Dataset entries:
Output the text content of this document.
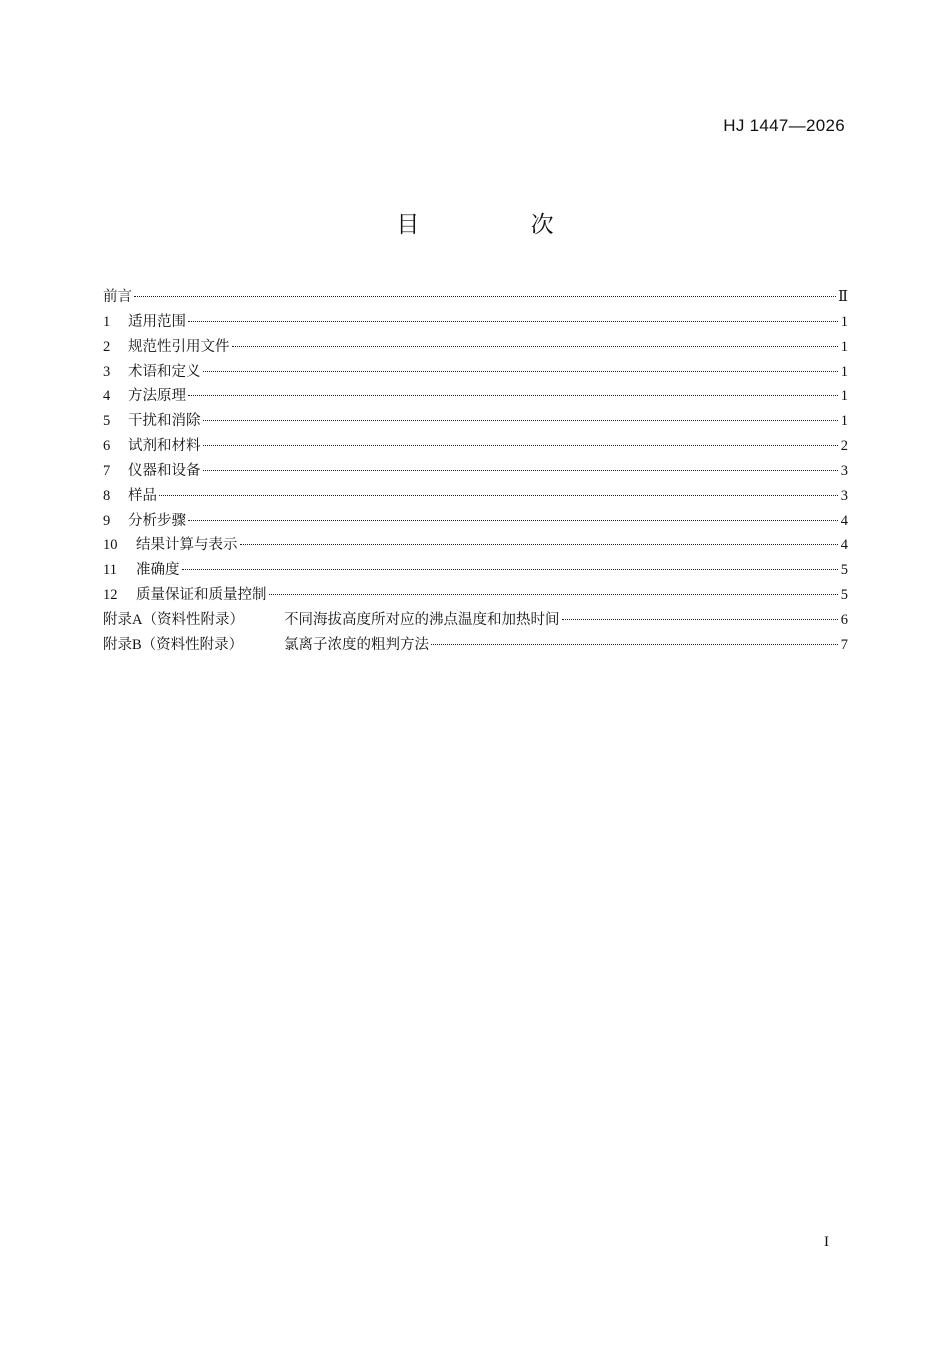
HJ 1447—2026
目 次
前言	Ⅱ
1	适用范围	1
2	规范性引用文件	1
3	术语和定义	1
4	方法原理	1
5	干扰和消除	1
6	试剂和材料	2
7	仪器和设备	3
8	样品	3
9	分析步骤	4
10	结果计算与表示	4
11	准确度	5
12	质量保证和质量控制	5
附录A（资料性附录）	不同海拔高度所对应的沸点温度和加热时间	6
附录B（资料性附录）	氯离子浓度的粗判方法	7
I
--
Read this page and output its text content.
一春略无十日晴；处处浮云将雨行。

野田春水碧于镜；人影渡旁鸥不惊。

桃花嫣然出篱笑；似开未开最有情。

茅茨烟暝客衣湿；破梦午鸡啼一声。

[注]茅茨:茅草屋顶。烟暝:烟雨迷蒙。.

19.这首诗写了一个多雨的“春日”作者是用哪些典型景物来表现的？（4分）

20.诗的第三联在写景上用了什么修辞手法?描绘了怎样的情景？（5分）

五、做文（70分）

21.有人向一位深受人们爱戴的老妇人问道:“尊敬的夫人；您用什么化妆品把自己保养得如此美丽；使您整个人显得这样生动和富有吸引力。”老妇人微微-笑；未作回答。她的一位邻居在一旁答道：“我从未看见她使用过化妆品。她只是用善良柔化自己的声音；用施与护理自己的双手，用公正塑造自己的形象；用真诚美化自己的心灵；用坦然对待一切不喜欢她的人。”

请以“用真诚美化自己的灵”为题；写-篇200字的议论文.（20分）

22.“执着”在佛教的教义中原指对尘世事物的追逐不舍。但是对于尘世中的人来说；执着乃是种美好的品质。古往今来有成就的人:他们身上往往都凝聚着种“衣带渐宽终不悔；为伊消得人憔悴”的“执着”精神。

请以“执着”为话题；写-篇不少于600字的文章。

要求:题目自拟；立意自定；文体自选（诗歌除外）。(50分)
==
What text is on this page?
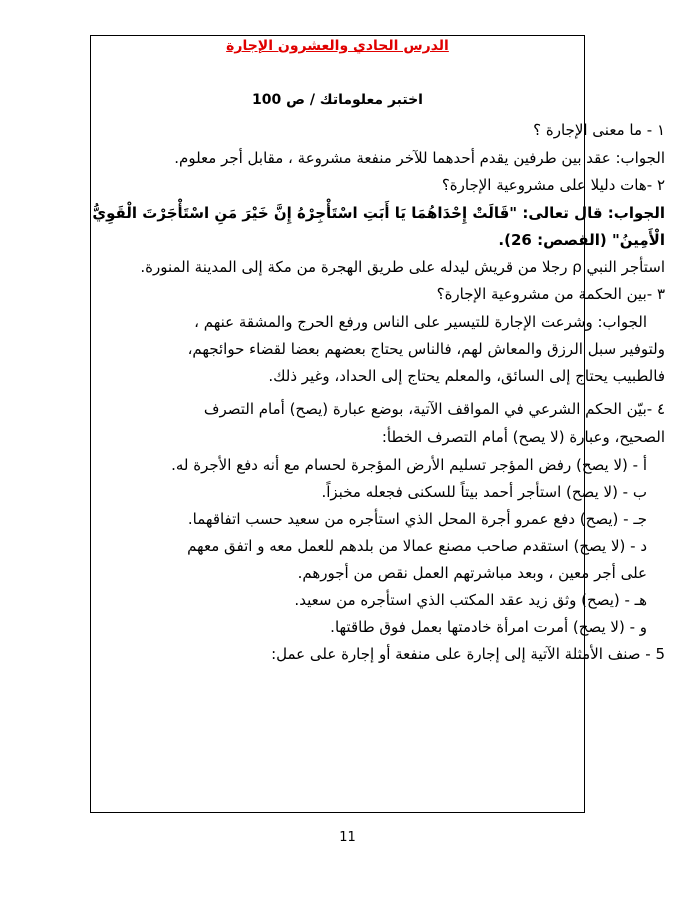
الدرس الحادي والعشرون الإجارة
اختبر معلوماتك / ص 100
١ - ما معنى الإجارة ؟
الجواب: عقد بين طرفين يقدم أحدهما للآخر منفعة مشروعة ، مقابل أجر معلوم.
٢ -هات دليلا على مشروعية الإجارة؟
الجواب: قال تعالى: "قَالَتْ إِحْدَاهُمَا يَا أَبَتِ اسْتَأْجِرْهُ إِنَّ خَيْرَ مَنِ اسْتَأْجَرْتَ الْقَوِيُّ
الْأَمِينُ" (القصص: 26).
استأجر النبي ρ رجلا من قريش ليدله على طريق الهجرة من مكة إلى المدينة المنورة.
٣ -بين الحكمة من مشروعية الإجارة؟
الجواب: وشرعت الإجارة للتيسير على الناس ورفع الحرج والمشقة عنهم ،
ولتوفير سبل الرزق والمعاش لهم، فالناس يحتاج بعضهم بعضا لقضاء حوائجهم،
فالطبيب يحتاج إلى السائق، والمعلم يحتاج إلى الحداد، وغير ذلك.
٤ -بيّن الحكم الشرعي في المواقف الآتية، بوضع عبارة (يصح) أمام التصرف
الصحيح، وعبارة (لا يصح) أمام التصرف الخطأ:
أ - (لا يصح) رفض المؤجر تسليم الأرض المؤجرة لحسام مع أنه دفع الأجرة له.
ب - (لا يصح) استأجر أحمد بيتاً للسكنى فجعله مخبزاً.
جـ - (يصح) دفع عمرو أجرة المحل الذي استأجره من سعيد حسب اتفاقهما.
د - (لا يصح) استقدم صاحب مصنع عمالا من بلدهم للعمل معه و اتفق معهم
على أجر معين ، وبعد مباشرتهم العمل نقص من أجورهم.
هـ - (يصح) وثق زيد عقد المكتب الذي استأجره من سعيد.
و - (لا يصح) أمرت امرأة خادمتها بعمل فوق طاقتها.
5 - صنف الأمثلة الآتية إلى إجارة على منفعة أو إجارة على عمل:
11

> WHAT IS NEEDED: In the records above, find each line with the word "this" and copy it.

> FINAL RESULT:
Output the text content of this document.
Read this page and output its text content.
What text is on this page?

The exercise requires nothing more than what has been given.